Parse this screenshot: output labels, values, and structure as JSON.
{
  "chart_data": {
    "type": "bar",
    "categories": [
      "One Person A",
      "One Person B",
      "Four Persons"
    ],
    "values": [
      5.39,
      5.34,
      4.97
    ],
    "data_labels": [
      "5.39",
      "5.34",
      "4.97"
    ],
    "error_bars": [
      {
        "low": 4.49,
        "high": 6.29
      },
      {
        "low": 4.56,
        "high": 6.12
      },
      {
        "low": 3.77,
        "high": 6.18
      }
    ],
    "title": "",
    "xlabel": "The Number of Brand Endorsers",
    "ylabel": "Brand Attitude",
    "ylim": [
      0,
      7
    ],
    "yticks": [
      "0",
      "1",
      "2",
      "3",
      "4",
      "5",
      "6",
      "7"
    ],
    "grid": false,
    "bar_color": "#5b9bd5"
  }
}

━━━━━━

From the first line to the last, please quote the material above exactly.

Parse this screenshot: output labels, values, and structure as JSON.
{
  "chart_data": {
    "type": "bar",
    "categories": [
      "One Person A",
      "One Person B",
      "Four Persons"
    ],
    "values": [
      5.39,
      5.34,
      4.97
    ],
    "data_labels": [
      "5.39",
      "5.34",
      "4.97"
    ],
    "error_bars": [
      {
        "low": 4.49,
        "high": 6.29
      },
      {
        "low": 4.56,
        "high": 6.12
      },
      {
        "low": 3.77,
        "high": 6.18
      }
    ],
    "title": "",
    "xlabel": "The Number of Brand Endorsers",
    "ylabel": "Brand Attitude",
    "ylim": [
      0,
      7
    ],
    "yticks": [
      "0",
      "1",
      "2",
      "3",
      "4",
      "5",
      "6",
      "7"
    ],
    "grid": false,
    "bar_color": "#5b9bd5"
  }
}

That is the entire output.